EXERCISE PROMPT: Could you write out every record below exactly, leaving out any pictures?

RECORDS SUPPLIED:

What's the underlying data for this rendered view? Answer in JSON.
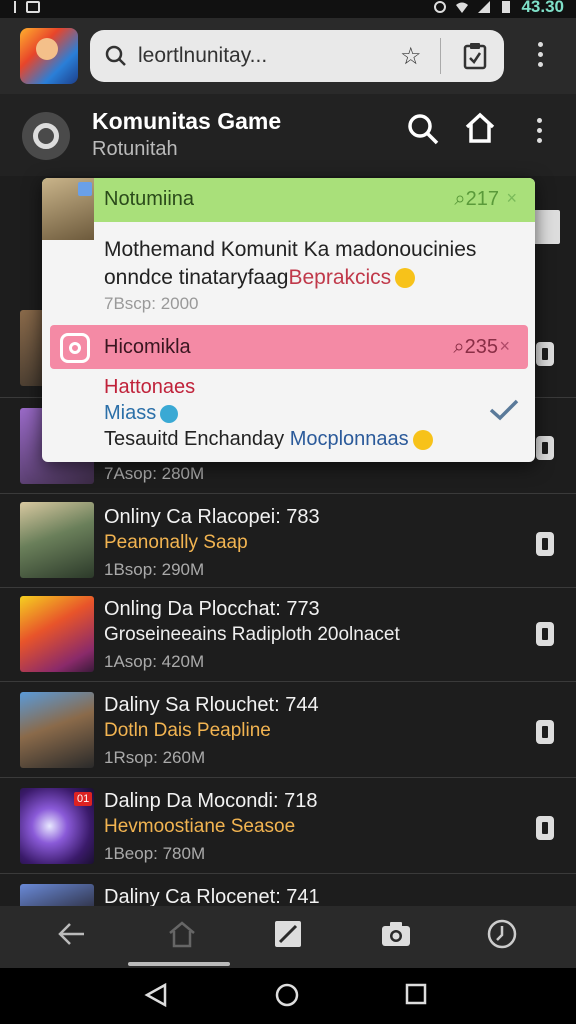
{
  "status_bar": {
    "time": "43.30"
  },
  "browser": {
    "url": "leortlnunitay..."
  },
  "app_header": {
    "title": "Komunitas Game",
    "subtitle": "Rotunitah"
  },
  "popup": {
    "notif1": {
      "title": "Notumiina",
      "count": "217",
      "line1": "Mothemand Komunit Ka madonoucinies",
      "line2_start": "onndce tinataryfaag",
      "line2_highlight": "Beprakcics",
      "meta": "7Bscp: 2000"
    },
    "notif2": {
      "title": "Hicomikla",
      "count": "235",
      "line1": "Hattonaes",
      "line2": "Miass",
      "line3_start": "Tesauitd Enchanday",
      "line3_highlight": "Mocplonnaas"
    }
  },
  "list": {
    "rows": [
      {
        "meta": "7Asop: 280M"
      },
      {
        "title": "Onliny Ca Rlacopei: 783",
        "subtitle": "Peanonally Saap",
        "meta": "1Bsop: 290M",
        "subtitle_color": "#f2b451"
      },
      {
        "title": "Onling Da Plocchat: 773",
        "subtitle": "Groseineeains Radiploth 20olnacet",
        "meta": "1Asop: 420M",
        "subtitle_color": "#eeeeee"
      },
      {
        "title": "Daliny Sa Rlouchet: 744",
        "subtitle": "Dotln Dais Peapline",
        "meta": "1Rsop: 260M",
        "subtitle_color": "#f2b451"
      },
      {
        "title": "Dalinp Da Mocondi: 718",
        "subtitle": "Hevmoostiane Seasoe",
        "meta": "1Beop: 780M",
        "subtitle_color": "#f2b451"
      },
      {
        "title": "Daliny Ca Rlocenet: 741"
      }
    ],
    "thumb_badge": "01"
  },
  "icons": [
    "search-icon",
    "star-icon",
    "clipboard-icon",
    "menu-icon",
    "home-icon",
    "back-icon",
    "edit-icon",
    "camera-icon",
    "clock-icon",
    "triangle-back",
    "circle-home",
    "square-recents"
  ]
}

OUTPUT FOR THIS TASK:
What's the underlying data for this rendered view? Answer in JSON.
{
  "status_bar": {
    "time": "43.30"
  },
  "browser": {
    "url": "leortlnunitay..."
  },
  "app_header": {
    "title": "Komunitas Game",
    "subtitle": "Rotunitah"
  },
  "popup": {
    "notif1": {
      "title": "Notumiina",
      "count": "217",
      "line1": "Mothemand Komunit Ka madonoucinies",
      "line2_start": "onndce tinataryfaag",
      "line2_highlight": "Beprakcics",
      "meta": "7Bscp: 2000"
    },
    "notif2": {
      "title": "Hicomikla",
      "count": "235",
      "line1": "Hattonaes",
      "line2": "Miass",
      "line3_start": "Tesauitd Enchanday",
      "line3_highlight": "Mocplonnaas"
    }
  },
  "list": {
    "rows": [
      {
        "meta": "7Asop: 280M"
      },
      {
        "title": "Onliny Ca Rlacopei: 783",
        "subtitle": "Peanonally Saap",
        "meta": "1Bsop: 290M",
        "subtitle_color": "#f2b451"
      },
      {
        "title": "Onling Da Plocchat: 773",
        "subtitle": "Groseineeains Radiploth 20olnacet",
        "meta": "1Asop: 420M",
        "subtitle_color": "#eeeeee"
      },
      {
        "title": "Daliny Sa Rlouchet: 744",
        "subtitle": "Dotln Dais Peapline",
        "meta": "1Rsop: 260M",
        "subtitle_color": "#f2b451"
      },
      {
        "title": "Dalinp Da Mocondi: 718",
        "subtitle": "Hevmoostiane Seasoe",
        "meta": "1Beop: 780M",
        "subtitle_color": "#f2b451"
      },
      {
        "title": "Daliny Ca Rlocenet: 741"
      }
    ],
    "thumb_badge": "01"
  },
  "icons": [
    "search-icon",
    "star-icon",
    "clipboard-icon",
    "menu-icon",
    "home-icon",
    "back-icon",
    "edit-icon",
    "camera-icon",
    "clock-icon",
    "triangle-back",
    "circle-home",
    "square-recents"
  ]
}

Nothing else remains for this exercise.